#### Layout rows
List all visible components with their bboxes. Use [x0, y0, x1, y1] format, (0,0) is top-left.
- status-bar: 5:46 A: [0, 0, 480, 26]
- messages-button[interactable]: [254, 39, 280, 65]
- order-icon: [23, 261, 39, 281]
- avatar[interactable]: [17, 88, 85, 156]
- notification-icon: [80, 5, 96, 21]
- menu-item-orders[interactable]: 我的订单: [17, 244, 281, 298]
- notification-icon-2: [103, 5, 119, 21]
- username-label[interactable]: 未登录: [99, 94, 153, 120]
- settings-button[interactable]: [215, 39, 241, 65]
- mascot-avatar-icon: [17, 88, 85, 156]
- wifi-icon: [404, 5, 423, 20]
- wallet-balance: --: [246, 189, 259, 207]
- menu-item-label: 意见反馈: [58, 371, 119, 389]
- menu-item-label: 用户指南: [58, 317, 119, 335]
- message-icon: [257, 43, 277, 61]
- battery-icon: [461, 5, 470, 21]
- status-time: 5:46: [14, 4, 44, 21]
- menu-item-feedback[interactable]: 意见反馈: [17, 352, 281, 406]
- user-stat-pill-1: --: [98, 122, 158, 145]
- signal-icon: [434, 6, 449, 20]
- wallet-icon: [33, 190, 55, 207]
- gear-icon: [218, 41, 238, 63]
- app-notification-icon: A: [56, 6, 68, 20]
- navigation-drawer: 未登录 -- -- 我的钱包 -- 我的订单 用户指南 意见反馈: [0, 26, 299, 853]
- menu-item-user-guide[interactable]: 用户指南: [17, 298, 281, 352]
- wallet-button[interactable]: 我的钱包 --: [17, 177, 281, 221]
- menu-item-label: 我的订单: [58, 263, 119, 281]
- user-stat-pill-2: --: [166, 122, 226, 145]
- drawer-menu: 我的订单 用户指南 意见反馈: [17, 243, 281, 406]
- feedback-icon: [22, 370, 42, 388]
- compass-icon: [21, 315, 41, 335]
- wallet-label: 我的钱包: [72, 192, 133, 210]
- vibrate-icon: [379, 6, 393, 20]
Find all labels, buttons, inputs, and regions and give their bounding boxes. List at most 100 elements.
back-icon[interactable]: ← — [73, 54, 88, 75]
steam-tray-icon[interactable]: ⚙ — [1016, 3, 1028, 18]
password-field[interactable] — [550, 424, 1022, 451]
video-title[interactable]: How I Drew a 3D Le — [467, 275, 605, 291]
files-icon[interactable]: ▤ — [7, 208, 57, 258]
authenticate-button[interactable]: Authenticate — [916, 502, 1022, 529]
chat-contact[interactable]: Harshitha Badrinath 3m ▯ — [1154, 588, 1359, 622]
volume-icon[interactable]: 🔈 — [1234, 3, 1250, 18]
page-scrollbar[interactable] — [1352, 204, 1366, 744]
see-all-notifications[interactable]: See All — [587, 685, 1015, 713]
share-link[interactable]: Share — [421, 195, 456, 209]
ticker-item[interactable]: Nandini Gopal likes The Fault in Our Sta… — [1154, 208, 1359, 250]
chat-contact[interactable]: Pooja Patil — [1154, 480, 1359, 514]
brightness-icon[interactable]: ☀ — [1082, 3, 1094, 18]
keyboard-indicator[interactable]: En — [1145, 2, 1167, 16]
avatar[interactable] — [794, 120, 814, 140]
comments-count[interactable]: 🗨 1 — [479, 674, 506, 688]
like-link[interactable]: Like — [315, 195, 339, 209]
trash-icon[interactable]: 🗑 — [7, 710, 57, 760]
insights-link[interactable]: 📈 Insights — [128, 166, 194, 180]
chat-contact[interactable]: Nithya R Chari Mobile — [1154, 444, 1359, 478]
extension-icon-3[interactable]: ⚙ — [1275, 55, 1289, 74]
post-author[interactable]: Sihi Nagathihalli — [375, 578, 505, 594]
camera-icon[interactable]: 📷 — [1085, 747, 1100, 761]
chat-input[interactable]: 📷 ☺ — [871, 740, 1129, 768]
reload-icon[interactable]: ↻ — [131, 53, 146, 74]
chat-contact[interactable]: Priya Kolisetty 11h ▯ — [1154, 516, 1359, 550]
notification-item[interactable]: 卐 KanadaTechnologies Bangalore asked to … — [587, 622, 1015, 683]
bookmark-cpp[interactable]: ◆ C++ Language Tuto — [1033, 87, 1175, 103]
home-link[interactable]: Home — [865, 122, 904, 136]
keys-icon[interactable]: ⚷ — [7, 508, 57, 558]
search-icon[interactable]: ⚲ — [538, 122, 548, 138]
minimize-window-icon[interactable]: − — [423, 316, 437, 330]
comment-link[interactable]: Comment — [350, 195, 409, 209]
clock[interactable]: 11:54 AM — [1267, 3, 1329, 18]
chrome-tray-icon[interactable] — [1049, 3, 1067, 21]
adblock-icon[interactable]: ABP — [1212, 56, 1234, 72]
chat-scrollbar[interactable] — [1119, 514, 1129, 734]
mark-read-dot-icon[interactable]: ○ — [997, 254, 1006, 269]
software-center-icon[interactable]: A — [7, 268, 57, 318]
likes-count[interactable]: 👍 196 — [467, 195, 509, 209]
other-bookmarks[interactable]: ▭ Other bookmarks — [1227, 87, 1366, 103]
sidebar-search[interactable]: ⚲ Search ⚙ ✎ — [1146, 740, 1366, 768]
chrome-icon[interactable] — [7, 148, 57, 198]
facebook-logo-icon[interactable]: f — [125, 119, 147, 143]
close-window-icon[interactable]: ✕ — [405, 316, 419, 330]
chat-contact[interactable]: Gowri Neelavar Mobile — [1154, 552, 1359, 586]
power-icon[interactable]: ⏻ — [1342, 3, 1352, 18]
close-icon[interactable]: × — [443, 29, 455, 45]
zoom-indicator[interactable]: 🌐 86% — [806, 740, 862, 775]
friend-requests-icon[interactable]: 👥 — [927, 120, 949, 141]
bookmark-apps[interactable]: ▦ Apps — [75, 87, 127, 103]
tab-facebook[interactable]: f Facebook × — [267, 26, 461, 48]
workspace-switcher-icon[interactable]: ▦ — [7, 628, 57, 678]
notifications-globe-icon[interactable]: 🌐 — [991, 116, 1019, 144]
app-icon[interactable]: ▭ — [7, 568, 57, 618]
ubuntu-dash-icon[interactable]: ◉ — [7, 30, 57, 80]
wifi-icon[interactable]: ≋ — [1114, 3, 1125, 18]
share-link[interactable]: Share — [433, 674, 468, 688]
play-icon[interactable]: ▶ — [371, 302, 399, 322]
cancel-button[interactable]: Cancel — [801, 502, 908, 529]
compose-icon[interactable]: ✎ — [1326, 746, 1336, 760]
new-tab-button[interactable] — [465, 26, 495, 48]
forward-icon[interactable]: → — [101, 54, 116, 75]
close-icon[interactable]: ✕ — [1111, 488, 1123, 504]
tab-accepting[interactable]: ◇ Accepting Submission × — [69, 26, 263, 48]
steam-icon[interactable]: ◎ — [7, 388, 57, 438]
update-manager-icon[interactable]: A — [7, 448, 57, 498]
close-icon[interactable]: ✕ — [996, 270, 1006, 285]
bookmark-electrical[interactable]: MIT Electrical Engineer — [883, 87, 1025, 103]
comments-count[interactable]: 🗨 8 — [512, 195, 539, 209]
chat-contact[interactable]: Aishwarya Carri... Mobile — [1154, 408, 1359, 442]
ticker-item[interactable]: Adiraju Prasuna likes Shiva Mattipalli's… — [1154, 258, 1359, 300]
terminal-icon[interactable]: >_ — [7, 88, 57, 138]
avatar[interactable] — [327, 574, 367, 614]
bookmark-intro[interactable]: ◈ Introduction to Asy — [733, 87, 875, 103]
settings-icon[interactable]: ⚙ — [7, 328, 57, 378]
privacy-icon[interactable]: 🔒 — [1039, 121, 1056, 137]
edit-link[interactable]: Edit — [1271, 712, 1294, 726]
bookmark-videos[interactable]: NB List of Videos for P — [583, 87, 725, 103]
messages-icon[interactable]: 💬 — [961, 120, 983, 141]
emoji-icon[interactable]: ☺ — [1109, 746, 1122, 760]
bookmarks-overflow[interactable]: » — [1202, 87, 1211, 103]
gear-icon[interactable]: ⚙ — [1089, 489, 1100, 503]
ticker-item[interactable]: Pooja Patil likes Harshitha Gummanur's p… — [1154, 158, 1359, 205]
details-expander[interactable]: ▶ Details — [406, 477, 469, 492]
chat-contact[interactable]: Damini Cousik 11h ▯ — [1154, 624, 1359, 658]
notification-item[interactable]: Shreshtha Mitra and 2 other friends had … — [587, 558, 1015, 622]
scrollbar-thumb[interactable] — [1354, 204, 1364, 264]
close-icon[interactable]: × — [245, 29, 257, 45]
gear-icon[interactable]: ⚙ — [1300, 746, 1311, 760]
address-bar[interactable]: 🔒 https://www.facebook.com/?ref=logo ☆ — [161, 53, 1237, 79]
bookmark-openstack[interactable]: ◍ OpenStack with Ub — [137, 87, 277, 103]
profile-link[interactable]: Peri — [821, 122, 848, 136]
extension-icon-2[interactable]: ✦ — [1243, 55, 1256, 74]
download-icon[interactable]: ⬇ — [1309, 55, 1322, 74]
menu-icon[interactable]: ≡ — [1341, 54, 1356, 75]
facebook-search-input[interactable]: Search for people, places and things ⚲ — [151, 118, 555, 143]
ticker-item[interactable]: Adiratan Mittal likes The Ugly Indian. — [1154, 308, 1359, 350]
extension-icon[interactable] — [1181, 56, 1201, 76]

#### STATED PROBLEM
Set out everything from the start of the rows down to the line containing "- avatar[interactable]: [17, 88, 85, 156]" as a Markdown table with the columns Line and Text, numbering each line and skipping blank ones.

#### FINISHED EXERCISE
| Line | Text |
|---|---|
| 1 | List all visible components with their bboxes. Use [x0, y0, x1, y1] format, (0,0) is top-left. |
| 2 | - status-bar: 5:46 A: [0, 0, 480, 26] |
| 3 | - messages-button[interactable]: [254, 39, 280, 65] |
| 4 | - order-icon: [23, 261, 39, 281] |
| 5 | - avatar[interactable]: [17, 88, 85, 156] |